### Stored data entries
-=-=-=-=-
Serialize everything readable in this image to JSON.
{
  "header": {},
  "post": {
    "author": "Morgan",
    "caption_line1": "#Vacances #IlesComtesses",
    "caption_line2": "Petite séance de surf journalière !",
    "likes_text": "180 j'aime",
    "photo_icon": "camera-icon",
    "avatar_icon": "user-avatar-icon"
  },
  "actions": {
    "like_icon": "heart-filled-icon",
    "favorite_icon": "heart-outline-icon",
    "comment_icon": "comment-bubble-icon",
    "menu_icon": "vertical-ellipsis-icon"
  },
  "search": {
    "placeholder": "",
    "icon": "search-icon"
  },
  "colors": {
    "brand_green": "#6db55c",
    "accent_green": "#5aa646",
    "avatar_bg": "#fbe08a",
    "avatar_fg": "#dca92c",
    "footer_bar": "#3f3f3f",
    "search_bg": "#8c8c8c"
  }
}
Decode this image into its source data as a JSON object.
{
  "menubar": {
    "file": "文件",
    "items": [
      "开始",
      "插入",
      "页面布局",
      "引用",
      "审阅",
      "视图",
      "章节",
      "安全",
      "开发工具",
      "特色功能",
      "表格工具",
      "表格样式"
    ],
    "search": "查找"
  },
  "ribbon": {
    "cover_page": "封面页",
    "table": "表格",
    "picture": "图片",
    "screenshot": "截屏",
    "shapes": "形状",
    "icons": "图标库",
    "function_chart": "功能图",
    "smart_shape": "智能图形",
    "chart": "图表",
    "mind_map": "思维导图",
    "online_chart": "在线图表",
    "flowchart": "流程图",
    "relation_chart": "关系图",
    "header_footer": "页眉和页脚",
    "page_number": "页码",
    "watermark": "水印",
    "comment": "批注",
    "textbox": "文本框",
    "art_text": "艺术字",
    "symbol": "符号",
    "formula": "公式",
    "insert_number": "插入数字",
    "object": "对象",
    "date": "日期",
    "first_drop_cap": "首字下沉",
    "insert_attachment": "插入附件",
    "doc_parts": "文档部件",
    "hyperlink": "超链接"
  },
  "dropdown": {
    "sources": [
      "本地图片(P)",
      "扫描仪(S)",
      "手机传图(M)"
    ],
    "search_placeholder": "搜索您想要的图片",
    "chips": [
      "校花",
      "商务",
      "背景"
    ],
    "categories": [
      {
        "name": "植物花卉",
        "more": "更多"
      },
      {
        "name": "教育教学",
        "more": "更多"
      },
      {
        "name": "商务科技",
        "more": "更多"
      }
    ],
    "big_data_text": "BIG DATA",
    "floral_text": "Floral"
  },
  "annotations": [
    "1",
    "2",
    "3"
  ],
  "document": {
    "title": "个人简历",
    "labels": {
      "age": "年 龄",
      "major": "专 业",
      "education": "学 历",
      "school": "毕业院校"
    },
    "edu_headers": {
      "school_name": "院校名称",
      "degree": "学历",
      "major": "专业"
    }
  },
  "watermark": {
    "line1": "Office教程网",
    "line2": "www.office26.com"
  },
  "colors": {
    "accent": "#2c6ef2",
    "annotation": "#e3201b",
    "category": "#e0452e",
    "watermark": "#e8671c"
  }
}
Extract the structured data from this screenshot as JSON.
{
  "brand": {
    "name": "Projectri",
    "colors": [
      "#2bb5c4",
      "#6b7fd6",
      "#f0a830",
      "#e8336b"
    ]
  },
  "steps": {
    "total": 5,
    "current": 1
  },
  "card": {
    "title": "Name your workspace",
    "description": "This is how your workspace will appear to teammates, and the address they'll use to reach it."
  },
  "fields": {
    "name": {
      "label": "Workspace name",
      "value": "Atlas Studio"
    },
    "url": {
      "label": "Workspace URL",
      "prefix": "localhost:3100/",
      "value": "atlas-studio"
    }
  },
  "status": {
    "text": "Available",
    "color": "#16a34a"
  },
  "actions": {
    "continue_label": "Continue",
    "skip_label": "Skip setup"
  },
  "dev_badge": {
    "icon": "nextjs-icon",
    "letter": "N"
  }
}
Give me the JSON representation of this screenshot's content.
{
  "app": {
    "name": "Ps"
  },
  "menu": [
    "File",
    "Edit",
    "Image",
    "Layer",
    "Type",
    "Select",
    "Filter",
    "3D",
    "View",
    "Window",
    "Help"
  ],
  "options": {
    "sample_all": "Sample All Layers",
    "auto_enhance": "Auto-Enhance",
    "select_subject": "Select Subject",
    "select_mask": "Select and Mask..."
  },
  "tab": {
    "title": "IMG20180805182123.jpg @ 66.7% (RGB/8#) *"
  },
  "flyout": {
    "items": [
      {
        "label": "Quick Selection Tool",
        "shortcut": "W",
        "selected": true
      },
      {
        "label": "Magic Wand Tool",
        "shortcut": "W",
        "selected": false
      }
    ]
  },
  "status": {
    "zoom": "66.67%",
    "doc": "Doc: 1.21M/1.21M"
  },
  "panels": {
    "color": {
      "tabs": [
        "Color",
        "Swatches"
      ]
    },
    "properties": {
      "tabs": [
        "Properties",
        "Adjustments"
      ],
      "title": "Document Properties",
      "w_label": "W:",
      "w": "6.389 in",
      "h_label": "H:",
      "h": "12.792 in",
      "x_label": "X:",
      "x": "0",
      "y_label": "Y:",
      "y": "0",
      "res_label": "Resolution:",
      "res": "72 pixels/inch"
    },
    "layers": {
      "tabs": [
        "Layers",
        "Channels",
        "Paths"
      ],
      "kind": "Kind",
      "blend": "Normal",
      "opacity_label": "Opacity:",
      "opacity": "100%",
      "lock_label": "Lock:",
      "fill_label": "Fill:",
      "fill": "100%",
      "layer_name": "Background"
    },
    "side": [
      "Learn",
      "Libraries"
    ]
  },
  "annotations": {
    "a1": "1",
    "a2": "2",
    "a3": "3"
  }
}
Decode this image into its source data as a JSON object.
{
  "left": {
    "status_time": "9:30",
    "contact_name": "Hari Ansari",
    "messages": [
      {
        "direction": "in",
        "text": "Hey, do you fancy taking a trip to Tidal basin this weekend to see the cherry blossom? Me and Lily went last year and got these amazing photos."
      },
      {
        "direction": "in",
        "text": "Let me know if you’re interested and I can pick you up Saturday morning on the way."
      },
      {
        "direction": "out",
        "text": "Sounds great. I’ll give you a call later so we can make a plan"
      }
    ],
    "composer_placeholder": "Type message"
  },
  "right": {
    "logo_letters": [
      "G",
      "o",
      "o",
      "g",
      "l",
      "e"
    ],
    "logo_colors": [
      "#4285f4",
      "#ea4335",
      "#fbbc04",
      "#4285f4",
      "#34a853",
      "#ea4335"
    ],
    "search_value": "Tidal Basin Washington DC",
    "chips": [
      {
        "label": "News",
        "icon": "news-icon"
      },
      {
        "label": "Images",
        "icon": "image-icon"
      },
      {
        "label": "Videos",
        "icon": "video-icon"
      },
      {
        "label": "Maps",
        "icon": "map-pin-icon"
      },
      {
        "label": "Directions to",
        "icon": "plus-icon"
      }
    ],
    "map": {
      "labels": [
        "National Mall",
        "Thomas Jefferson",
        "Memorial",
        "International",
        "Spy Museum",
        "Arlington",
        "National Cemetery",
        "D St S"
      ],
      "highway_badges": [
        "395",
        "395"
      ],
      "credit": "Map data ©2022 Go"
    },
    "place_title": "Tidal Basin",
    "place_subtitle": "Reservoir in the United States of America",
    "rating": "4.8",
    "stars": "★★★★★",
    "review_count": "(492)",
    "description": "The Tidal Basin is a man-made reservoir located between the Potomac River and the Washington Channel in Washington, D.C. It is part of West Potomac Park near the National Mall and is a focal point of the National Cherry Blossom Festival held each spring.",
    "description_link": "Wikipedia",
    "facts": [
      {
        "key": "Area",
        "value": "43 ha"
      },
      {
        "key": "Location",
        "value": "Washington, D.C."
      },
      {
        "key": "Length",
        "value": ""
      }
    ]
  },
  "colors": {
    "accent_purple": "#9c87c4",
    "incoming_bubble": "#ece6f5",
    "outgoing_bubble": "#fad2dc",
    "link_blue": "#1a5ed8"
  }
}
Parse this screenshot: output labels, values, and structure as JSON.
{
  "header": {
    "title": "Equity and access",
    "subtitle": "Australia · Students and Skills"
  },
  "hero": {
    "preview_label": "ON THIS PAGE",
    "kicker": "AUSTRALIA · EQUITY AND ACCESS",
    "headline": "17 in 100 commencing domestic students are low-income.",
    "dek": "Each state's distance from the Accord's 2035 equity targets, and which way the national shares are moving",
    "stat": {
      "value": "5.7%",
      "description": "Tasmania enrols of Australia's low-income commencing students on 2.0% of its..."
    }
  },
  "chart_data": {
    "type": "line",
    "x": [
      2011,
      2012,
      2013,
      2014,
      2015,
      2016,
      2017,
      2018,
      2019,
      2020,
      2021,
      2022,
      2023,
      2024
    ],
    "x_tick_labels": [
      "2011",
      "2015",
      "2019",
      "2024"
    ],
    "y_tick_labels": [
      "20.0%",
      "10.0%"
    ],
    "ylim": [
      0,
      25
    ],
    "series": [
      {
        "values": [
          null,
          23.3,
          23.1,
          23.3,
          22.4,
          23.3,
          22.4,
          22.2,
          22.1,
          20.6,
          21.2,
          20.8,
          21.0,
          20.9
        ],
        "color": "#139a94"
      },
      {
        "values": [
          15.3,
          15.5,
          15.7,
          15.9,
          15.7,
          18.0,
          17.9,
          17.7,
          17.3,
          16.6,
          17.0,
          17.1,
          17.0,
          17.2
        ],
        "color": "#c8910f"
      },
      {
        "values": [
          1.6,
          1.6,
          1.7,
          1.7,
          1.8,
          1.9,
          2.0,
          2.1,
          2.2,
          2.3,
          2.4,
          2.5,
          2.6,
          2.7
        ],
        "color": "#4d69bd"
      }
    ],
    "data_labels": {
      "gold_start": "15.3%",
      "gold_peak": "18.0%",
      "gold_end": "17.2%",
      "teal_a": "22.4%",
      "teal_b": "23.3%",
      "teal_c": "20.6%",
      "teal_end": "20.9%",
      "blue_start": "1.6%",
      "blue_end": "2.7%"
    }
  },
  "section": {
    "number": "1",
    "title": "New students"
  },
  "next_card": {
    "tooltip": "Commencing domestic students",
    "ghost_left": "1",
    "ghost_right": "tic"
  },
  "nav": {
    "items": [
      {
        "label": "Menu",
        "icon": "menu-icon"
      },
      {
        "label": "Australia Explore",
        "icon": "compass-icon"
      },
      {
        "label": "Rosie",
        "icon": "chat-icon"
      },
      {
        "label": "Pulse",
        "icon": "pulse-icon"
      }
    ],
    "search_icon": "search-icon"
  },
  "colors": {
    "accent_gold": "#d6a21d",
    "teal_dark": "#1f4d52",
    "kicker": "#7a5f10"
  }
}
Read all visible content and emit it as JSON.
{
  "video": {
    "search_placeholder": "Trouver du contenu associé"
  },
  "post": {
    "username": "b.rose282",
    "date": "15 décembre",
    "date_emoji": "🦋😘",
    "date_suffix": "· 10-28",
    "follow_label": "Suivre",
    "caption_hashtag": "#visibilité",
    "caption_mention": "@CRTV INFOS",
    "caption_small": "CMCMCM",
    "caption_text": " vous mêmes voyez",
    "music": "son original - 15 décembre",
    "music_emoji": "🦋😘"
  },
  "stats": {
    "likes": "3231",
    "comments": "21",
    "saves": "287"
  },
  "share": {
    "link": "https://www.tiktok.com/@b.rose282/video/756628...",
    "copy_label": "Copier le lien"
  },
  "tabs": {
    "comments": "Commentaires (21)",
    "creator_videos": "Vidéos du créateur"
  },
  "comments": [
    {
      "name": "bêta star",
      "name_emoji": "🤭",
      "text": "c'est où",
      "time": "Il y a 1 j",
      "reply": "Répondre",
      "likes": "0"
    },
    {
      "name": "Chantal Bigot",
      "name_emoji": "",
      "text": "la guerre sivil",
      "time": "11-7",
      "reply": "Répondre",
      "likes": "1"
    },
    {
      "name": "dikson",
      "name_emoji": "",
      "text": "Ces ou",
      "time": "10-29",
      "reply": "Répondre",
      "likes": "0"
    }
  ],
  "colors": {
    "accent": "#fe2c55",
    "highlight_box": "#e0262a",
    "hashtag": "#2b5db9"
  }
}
-=-=-=-=-
### STATED TASK
Across the entries above, how many lines contain "from"? Provide only the count.

### FULL OUTPUT
2